Given records:
::::::::::

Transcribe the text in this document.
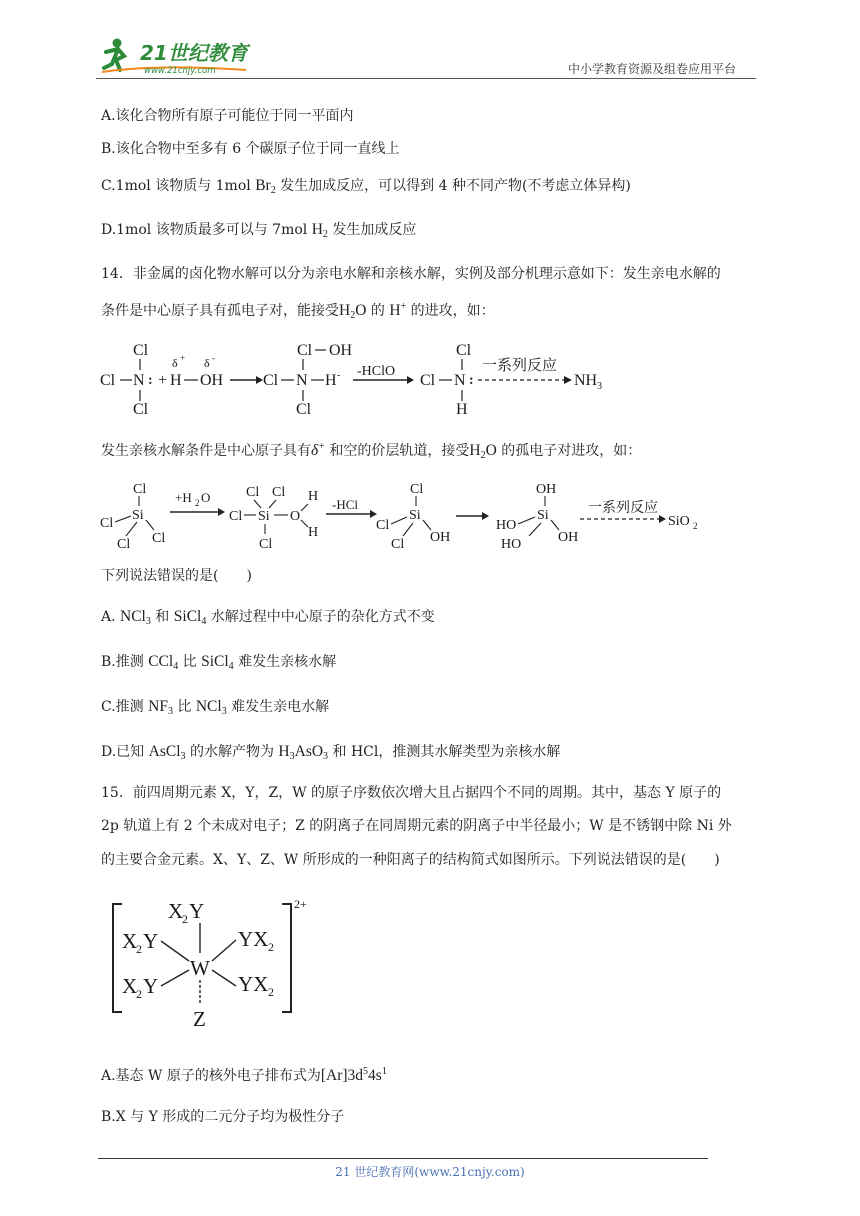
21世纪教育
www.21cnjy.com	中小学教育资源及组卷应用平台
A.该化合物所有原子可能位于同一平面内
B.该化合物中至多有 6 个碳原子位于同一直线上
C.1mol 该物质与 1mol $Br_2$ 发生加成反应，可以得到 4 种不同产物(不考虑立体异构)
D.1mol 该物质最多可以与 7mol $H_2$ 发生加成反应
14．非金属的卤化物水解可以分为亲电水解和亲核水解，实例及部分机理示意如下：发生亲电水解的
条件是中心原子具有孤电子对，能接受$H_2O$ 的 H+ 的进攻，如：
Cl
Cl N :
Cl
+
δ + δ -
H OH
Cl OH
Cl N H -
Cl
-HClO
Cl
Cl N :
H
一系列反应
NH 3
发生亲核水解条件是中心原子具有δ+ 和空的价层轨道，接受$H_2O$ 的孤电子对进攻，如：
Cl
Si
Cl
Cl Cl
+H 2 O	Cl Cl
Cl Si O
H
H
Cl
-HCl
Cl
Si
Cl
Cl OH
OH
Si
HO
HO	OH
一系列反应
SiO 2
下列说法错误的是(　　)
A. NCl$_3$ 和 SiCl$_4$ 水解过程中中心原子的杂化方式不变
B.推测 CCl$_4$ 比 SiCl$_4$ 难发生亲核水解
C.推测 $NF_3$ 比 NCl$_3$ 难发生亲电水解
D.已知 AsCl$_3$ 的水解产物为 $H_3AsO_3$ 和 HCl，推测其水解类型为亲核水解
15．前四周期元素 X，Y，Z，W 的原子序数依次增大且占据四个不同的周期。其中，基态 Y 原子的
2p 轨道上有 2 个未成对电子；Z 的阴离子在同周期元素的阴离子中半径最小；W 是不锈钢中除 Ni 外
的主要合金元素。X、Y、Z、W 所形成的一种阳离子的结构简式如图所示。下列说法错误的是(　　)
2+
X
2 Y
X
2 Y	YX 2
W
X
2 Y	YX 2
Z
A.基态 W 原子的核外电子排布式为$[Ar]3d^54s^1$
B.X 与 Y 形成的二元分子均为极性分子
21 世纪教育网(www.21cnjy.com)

::::::::::

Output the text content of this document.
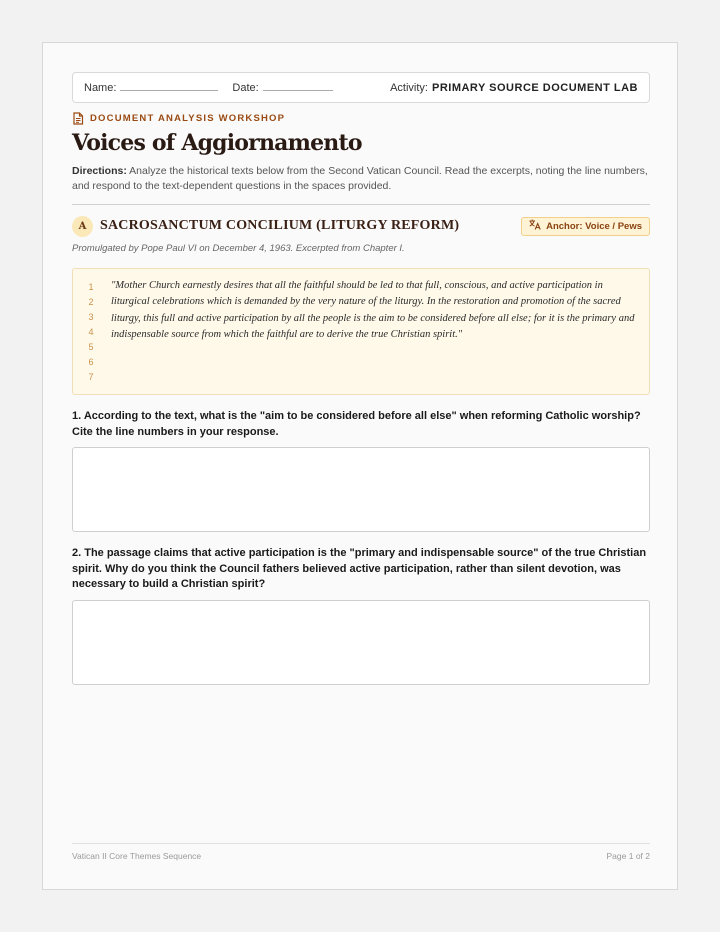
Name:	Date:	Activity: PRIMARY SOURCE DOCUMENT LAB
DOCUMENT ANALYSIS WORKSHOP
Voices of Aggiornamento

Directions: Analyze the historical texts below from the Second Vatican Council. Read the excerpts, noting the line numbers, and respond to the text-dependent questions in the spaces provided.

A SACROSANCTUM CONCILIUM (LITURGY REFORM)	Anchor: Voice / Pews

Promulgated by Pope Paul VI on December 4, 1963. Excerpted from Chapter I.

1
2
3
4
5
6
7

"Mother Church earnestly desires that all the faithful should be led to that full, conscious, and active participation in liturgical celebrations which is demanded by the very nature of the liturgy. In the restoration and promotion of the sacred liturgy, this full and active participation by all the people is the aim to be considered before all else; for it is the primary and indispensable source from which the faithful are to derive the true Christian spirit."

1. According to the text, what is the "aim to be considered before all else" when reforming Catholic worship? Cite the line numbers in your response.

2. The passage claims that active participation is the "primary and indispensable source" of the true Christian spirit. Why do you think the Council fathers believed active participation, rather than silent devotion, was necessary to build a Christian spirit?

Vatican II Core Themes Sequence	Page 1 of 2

::::::::::

Aim of the task: Your answer should be a single number: the count of lines in these records that hold the string "Vatican".

Solution for this problem: 2